PROBLEM DESCRIPTION:
Drop all images and give the records again exactly.

DATA FOR THE TASK:

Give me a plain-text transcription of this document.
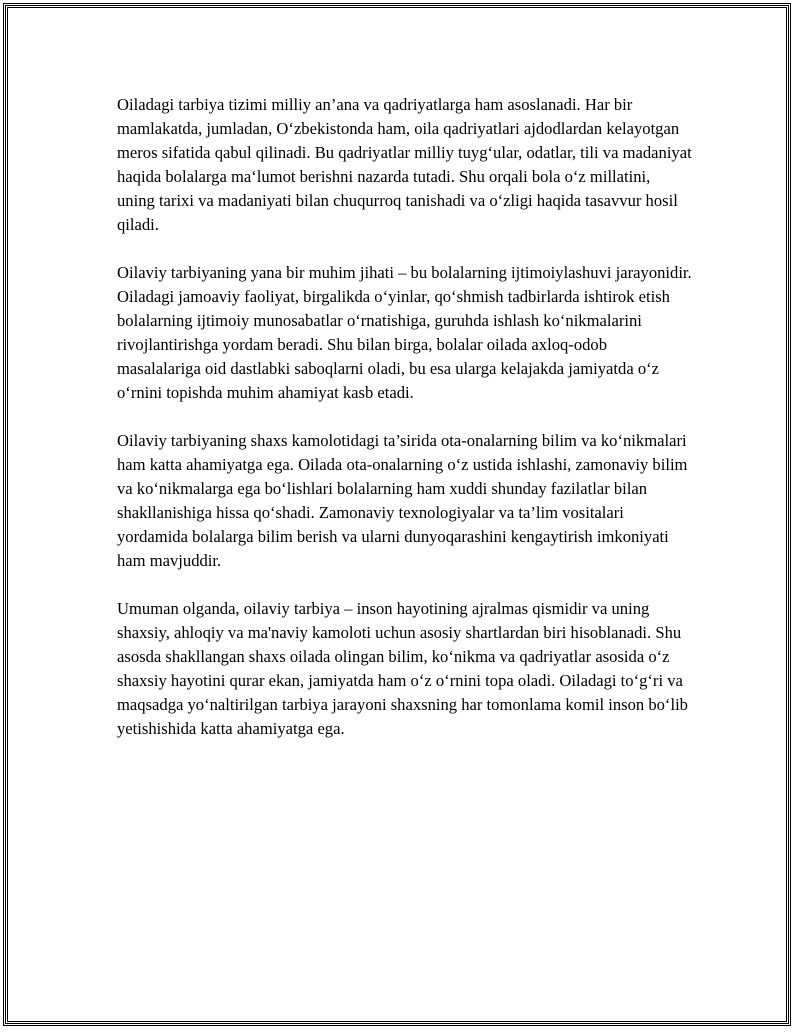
Oiladagi tarbiya tizimi milliy an’ana va qadriyatlarga ham asoslanadi. Har bir mamlakatda, jumladan, O‘zbekistonda ham, oila qadriyatlari ajdodlardan kelayotgan meros sifatida qabul qilinadi. Bu qadriyatlar milliy tuyg‘ular, odatlar, tili va madaniyat haqida bolalarga ma‘lumot berishni nazarda tutadi. Shu orqali bola o‘z millatini, uning tarixi va madaniyati bilan chuqurroq tanishadi va o‘zligi haqida tasavvur hosil qiladi.

Oilaviy tarbiyaning yana bir muhim jihati – bu bolalarning ijtimoiylashuvi jarayonidir. Oiladagi jamoaviy faoliyat, birgalikda o‘yinlar, qo‘shmish tadbirlarda ishtirok etish bolalarning ijtimoiy munosabatlar o‘rnatishiga, guruhda ishlash ko‘nikmalarini rivojlantirishga yordam beradi. Shu bilan birga, bolalar oilada axloq-odob masalalariga oid dastlabki saboqlarni oladi, bu esa ularga kelajakda jamiyatda o‘z o‘rnini topishda muhim ahamiyat kasb etadi.

Oilaviy tarbiyaning shaxs kamolotidagi ta’sirida ota-onalarning bilim va ko‘nikmalari ham katta ahamiyatga ega. Oilada ota-onalarning o‘z ustida ishlashi, zamonaviy bilim va ko‘nikmalarga ega bo‘lishlari bolalarning ham xuddi shunday fazilatlar bilan shakllanishiga hissa qo‘shadi. Zamonaviy texnologiyalar va ta’lim vositalari yordamida bolalarga bilim berish va ularni dunyoqarashini kengaytirish imkoniyati ham mavjuddir.

Umuman olganda, oilaviy tarbiya – inson hayotining ajralmas qismidir va uning shaxsiy, ahloqiy va ma'naviy kamoloti uchun asosiy shartlardan biri hisoblanadi. Shu asosda shakllangan shaxs oilada olingan bilim, ko‘nikma va qadriyatlar asosida o‘z shaxsiy hayotini qurar ekan, jamiyatda ham o‘z o‘rnini topa oladi. Oiladagi to‘g‘ri va maqsadga yo‘naltirilgan tarbiya jarayoni shaxsning har tomonlama komil inson bo‘lib yetishishida katta ahamiyatga ega.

SOLUTION TO THE EXERCISE:
Give me a plain-text transcription of this document.
Oiladagi tarbiya tizimi milliy an’ana va qadriyatlarga ham asoslanadi. Har bir mamlakatda, jumladan, O‘zbekistonda ham, oila qadriyatlari ajdodlardan kelayotgan meros sifatida qabul qilinadi. Bu qadriyatlar milliy tuyg‘ular, odatlar, tili va madaniyat haqida bolalarga ma‘lumot berishni nazarda tutadi. Shu orqali bola o‘z millatini, uning tarixi va madaniyati bilan chuqurroq tanishadi va o‘zligi haqida tasavvur hosil qiladi.

Oilaviy tarbiyaning yana bir muhim jihati – bu bolalarning ijtimoiylashuvi jarayonidir. Oiladagi jamoaviy faoliyat, birgalikda o‘yinlar, qo‘shmish tadbirlarda ishtirok etish bolalarning ijtimoiy munosabatlar o‘rnatishiga, guruhda ishlash ko‘nikmalarini rivojlantirishga yordam beradi. Shu bilan birga, bolalar oilada axloq-odob masalalariga oid dastlabki saboqlarni oladi, bu esa ularga kelajakda jamiyatda o‘z o‘rnini topishda muhim ahamiyat kasb etadi.

Oilaviy tarbiyaning shaxs kamolotidagi ta’sirida ota-onalarning bilim va ko‘nikmalari ham katta ahamiyatga ega. Oilada ota-onalarning o‘z ustida ishlashi, zamonaviy bilim va ko‘nikmalarga ega bo‘lishlari bolalarning ham xuddi shunday fazilatlar bilan shakllanishiga hissa qo‘shadi. Zamonaviy texnologiyalar va ta’lim vositalari yordamida bolalarga bilim berish va ularni dunyoqarashini kengaytirish imkoniyati ham mavjuddir.

Umuman olganda, oilaviy tarbiya – inson hayotining ajralmas qismidir va uning shaxsiy, ahloqiy va ma'naviy kamoloti uchun asosiy shartlardan biri hisoblanadi. Shu asosda shakllangan shaxs oilada olingan bilim, ko‘nikma va qadriyatlar asosida o‘z shaxsiy hayotini qurar ekan, jamiyatda ham o‘z o‘rnini topa oladi. Oiladagi to‘g‘ri va maqsadga yo‘naltirilgan tarbiya jarayoni shaxsning har tomonlama komil inson bo‘lib yetishishida katta ahamiyatga ega.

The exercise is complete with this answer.